[The task]
Look through the records below, and copy out every line that holds the string "title".

[Dataset records]

● ● ●

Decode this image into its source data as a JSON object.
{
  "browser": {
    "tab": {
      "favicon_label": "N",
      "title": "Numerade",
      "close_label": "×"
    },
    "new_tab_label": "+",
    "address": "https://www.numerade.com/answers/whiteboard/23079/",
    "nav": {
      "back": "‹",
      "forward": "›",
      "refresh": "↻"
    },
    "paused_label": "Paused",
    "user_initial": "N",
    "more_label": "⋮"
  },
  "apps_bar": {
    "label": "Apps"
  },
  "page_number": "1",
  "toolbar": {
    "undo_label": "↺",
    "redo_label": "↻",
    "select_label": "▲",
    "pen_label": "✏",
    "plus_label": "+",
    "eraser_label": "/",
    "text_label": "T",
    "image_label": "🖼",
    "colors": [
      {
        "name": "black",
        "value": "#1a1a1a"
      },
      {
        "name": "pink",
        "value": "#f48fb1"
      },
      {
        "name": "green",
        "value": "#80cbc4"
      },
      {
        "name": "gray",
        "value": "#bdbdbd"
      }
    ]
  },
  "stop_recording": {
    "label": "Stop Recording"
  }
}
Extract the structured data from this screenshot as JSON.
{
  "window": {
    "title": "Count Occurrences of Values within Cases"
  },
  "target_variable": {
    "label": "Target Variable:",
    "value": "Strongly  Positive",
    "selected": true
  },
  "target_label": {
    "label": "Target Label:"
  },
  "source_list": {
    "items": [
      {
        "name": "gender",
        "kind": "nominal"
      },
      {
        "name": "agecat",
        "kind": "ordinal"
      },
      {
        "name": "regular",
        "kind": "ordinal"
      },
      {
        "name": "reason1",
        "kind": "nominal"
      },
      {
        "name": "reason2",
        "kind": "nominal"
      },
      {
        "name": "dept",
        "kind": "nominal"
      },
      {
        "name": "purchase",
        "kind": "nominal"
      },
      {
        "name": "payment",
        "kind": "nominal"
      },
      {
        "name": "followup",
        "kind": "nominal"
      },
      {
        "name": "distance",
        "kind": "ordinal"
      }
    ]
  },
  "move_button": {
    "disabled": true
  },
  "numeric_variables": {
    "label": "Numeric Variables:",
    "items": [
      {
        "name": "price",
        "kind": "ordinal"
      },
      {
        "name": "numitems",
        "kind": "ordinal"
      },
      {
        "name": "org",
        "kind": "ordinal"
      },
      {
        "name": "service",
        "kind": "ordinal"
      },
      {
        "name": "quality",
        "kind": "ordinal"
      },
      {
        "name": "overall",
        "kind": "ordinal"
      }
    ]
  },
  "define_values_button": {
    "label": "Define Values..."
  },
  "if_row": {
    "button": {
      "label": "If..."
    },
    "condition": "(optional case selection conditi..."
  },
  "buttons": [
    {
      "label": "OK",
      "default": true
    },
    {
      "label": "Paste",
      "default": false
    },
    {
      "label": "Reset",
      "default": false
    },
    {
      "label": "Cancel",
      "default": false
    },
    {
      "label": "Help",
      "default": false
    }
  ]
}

● ● ●

[Output of the task]
      "title": "Numerade",
    "title": "Count Occurrences of Values within Cases"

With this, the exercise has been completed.